━━ EXERCISE DATA

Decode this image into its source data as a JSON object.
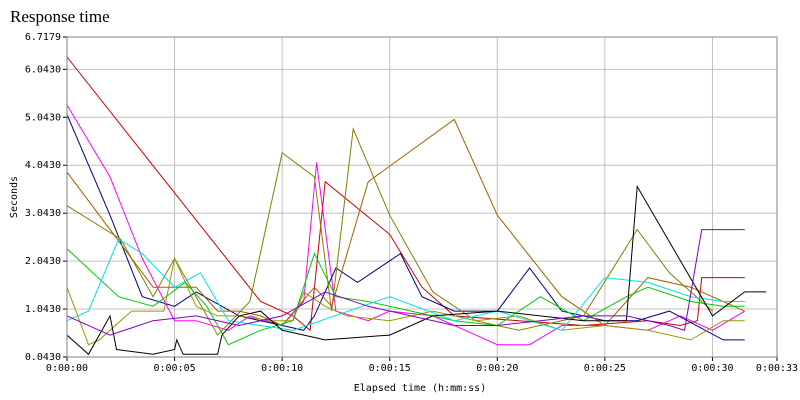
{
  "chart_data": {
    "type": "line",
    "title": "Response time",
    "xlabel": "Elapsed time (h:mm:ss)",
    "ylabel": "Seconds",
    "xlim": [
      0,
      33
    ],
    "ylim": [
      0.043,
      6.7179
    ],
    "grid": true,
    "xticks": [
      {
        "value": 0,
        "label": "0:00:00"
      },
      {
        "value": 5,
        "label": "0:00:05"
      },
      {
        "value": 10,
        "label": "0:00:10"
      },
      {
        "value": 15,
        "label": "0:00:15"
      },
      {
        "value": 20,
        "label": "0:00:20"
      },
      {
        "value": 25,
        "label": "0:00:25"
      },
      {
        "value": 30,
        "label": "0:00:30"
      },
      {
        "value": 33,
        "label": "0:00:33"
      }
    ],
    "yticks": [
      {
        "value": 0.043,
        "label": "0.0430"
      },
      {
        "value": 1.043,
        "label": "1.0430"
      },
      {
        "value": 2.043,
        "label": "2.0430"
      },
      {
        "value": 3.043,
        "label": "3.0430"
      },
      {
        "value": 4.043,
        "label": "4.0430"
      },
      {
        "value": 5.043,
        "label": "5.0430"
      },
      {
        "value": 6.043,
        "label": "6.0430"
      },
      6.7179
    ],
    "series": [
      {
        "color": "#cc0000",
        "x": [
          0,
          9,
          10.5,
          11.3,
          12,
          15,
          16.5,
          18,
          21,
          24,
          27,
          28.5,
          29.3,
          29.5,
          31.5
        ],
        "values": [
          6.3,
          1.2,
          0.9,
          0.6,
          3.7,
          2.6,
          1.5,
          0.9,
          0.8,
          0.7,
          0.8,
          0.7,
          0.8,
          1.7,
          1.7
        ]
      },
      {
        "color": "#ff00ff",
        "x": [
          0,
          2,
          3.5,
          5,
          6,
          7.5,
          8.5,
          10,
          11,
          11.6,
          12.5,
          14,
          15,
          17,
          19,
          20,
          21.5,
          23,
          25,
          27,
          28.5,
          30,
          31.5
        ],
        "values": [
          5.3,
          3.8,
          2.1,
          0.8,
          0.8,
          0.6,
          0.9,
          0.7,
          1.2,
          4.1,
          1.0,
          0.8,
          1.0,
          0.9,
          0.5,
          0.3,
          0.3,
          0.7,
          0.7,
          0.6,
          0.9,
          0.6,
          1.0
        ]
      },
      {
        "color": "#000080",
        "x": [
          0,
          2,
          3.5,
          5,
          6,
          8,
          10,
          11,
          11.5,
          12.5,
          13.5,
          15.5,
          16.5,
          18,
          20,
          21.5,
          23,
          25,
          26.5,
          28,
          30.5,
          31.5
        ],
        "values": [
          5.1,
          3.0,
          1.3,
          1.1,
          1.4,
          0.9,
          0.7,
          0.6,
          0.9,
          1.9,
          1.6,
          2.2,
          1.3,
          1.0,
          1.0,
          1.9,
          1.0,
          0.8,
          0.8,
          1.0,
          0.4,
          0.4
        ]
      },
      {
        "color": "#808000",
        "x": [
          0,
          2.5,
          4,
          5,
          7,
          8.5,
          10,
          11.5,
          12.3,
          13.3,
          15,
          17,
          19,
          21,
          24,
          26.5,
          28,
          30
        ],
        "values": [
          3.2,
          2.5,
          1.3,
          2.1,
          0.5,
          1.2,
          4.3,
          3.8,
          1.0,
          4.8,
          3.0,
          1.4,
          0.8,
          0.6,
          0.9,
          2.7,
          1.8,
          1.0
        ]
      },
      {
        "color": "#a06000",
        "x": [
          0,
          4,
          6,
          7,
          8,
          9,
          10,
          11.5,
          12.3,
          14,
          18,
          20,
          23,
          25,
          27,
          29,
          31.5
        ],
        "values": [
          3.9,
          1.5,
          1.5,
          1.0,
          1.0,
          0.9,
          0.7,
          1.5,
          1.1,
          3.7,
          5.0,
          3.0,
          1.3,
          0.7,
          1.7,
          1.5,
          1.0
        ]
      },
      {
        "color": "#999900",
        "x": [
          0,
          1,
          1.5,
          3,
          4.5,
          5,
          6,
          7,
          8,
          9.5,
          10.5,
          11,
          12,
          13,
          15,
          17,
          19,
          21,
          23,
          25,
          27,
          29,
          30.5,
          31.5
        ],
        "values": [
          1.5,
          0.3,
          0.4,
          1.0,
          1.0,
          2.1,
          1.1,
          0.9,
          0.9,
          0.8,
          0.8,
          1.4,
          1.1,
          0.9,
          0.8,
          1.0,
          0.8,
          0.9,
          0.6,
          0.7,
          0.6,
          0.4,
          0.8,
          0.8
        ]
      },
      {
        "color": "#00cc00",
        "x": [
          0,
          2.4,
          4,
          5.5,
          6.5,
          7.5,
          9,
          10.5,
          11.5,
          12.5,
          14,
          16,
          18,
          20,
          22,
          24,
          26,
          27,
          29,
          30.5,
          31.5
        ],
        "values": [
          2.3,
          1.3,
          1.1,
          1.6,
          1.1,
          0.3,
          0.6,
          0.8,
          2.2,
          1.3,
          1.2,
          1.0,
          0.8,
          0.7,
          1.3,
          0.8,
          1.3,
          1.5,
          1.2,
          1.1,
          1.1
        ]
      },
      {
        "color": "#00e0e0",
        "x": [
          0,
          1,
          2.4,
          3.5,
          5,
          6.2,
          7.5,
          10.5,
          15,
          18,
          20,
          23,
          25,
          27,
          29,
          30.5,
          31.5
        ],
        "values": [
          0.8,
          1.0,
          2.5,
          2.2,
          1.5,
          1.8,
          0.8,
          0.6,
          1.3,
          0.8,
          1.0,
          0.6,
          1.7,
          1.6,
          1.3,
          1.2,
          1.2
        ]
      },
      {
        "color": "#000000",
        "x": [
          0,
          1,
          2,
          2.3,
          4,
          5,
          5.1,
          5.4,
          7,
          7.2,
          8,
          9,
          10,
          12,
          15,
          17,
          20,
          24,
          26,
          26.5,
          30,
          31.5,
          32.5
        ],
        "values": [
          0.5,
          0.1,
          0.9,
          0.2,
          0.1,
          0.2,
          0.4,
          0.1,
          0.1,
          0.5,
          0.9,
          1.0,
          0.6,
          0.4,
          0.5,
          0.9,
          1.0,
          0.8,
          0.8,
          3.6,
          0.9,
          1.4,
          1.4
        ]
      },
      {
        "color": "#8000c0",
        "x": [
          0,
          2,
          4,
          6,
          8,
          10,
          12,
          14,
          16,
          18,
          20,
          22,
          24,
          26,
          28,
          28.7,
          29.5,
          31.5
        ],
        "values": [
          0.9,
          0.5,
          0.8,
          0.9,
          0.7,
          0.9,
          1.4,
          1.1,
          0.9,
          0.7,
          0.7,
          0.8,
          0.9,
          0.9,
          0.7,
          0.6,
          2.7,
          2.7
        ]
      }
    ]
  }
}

━━━━

| PROBLEM TO SOLVE |
Set down all the entries exactly as they appear, but skip any pictures.

| WORKED ANSWER |
Decode this image into its source data as a JSON object.
{
  "chart_data": {
    "type": "line",
    "title": "Response time",
    "xlabel": "Elapsed time (h:mm:ss)",
    "ylabel": "Seconds",
    "xlim": [
      0,
      33
    ],
    "ylim": [
      0.043,
      6.7179
    ],
    "grid": true,
    "xticks": [
      {
        "value": 0,
        "label": "0:00:00"
      },
      {
        "value": 5,
        "label": "0:00:05"
      },
      {
        "value": 10,
        "label": "0:00:10"
      },
      {
        "value": 15,
        "label": "0:00:15"
      },
      {
        "value": 20,
        "label": "0:00:20"
      },
      {
        "value": 25,
        "label": "0:00:25"
      },
      {
        "value": 30,
        "label": "0:00:30"
      },
      {
        "value": 33,
        "label": "0:00:33"
      }
    ],
    "yticks": [
      {
        "value": 0.043,
        "label": "0.0430"
      },
      {
        "value": 1.043,
        "label": "1.0430"
      },
      {
        "value": 2.043,
        "label": "2.0430"
      },
      {
        "value": 3.043,
        "label": "3.0430"
      },
      {
        "value": 4.043,
        "label": "4.0430"
      },
      {
        "value": 5.043,
        "label": "5.0430"
      },
      {
        "value": 6.043,
        "label": "6.0430"
      },
      6.7179
    ],
    "series": [
      {
        "color": "#cc0000",
        "x": [
          0,
          9,
          10.5,
          11.3,
          12,
          15,
          16.5,
          18,
          21,
          24,
          27,
          28.5,
          29.3,
          29.5,
          31.5
        ],
        "values": [
          6.3,
          1.2,
          0.9,
          0.6,
          3.7,
          2.6,
          1.5,
          0.9,
          0.8,
          0.7,
          0.8,
          0.7,
          0.8,
          1.7,
          1.7
        ]
      },
      {
        "color": "#ff00ff",
        "x": [
          0,
          2,
          3.5,
          5,
          6,
          7.5,
          8.5,
          10,
          11,
          11.6,
          12.5,
          14,
          15,
          17,
          19,
          20,
          21.5,
          23,
          25,
          27,
          28.5,
          30,
          31.5
        ],
        "values": [
          5.3,
          3.8,
          2.1,
          0.8,
          0.8,
          0.6,
          0.9,
          0.7,
          1.2,
          4.1,
          1.0,
          0.8,
          1.0,
          0.9,
          0.5,
          0.3,
          0.3,
          0.7,
          0.7,
          0.6,
          0.9,
          0.6,
          1.0
        ]
      },
      {
        "color": "#000080",
        "x": [
          0,
          2,
          3.5,
          5,
          6,
          8,
          10,
          11,
          11.5,
          12.5,
          13.5,
          15.5,
          16.5,
          18,
          20,
          21.5,
          23,
          25,
          26.5,
          28,
          30.5,
          31.5
        ],
        "values": [
          5.1,
          3.0,
          1.3,
          1.1,
          1.4,
          0.9,
          0.7,
          0.6,
          0.9,
          1.9,
          1.6,
          2.2,
          1.3,
          1.0,
          1.0,
          1.9,
          1.0,
          0.8,
          0.8,
          1.0,
          0.4,
          0.4
        ]
      },
      {
        "color": "#808000",
        "x": [
          0,
          2.5,
          4,
          5,
          7,
          8.5,
          10,
          11.5,
          12.3,
          13.3,
          15,
          17,
          19,
          21,
          24,
          26.5,
          28,
          30
        ],
        "values": [
          3.2,
          2.5,
          1.3,
          2.1,
          0.5,
          1.2,
          4.3,
          3.8,
          1.0,
          4.8,
          3.0,
          1.4,
          0.8,
          0.6,
          0.9,
          2.7,
          1.8,
          1.0
        ]
      },
      {
        "color": "#a06000",
        "x": [
          0,
          4,
          6,
          7,
          8,
          9,
          10,
          11.5,
          12.3,
          14,
          18,
          20,
          23,
          25,
          27,
          29,
          31.5
        ],
        "values": [
          3.9,
          1.5,
          1.5,
          1.0,
          1.0,
          0.9,
          0.7,
          1.5,
          1.1,
          3.7,
          5.0,
          3.0,
          1.3,
          0.7,
          1.7,
          1.5,
          1.0
        ]
      },
      {
        "color": "#999900",
        "x": [
          0,
          1,
          1.5,
          3,
          4.5,
          5,
          6,
          7,
          8,
          9.5,
          10.5,
          11,
          12,
          13,
          15,
          17,
          19,
          21,
          23,
          25,
          27,
          29,
          30.5,
          31.5
        ],
        "values": [
          1.5,
          0.3,
          0.4,
          1.0,
          1.0,
          2.1,
          1.1,
          0.9,
          0.9,
          0.8,
          0.8,
          1.4,
          1.1,
          0.9,
          0.8,
          1.0,
          0.8,
          0.9,
          0.6,
          0.7,
          0.6,
          0.4,
          0.8,
          0.8
        ]
      },
      {
        "color": "#00cc00",
        "x": [
          0,
          2.4,
          4,
          5.5,
          6.5,
          7.5,
          9,
          10.5,
          11.5,
          12.5,
          14,
          16,
          18,
          20,
          22,
          24,
          26,
          27,
          29,
          30.5,
          31.5
        ],
        "values": [
          2.3,
          1.3,
          1.1,
          1.6,
          1.1,
          0.3,
          0.6,
          0.8,
          2.2,
          1.3,
          1.2,
          1.0,
          0.8,
          0.7,
          1.3,
          0.8,
          1.3,
          1.5,
          1.2,
          1.1,
          1.1
        ]
      },
      {
        "color": "#00e0e0",
        "x": [
          0,
          1,
          2.4,
          3.5,
          5,
          6.2,
          7.5,
          10.5,
          15,
          18,
          20,
          23,
          25,
          27,
          29,
          30.5,
          31.5
        ],
        "values": [
          0.8,
          1.0,
          2.5,
          2.2,
          1.5,
          1.8,
          0.8,
          0.6,
          1.3,
          0.8,
          1.0,
          0.6,
          1.7,
          1.6,
          1.3,
          1.2,
          1.2
        ]
      },
      {
        "color": "#000000",
        "x": [
          0,
          1,
          2,
          2.3,
          4,
          5,
          5.1,
          5.4,
          7,
          7.2,
          8,
          9,
          10,
          12,
          15,
          17,
          20,
          24,
          26,
          26.5,
          30,
          31.5,
          32.5
        ],
        "values": [
          0.5,
          0.1,
          0.9,
          0.2,
          0.1,
          0.2,
          0.4,
          0.1,
          0.1,
          0.5,
          0.9,
          1.0,
          0.6,
          0.4,
          0.5,
          0.9,
          1.0,
          0.8,
          0.8,
          3.6,
          0.9,
          1.4,
          1.4
        ]
      },
      {
        "color": "#8000c0",
        "x": [
          0,
          2,
          4,
          6,
          8,
          10,
          12,
          14,
          16,
          18,
          20,
          22,
          24,
          26,
          28,
          28.7,
          29.5,
          31.5
        ],
        "values": [
          0.9,
          0.5,
          0.8,
          0.9,
          0.7,
          0.9,
          1.4,
          1.1,
          0.9,
          0.7,
          0.7,
          0.8,
          0.9,
          0.9,
          0.7,
          0.6,
          2.7,
          2.7
        ]
      }
    ]
  }
}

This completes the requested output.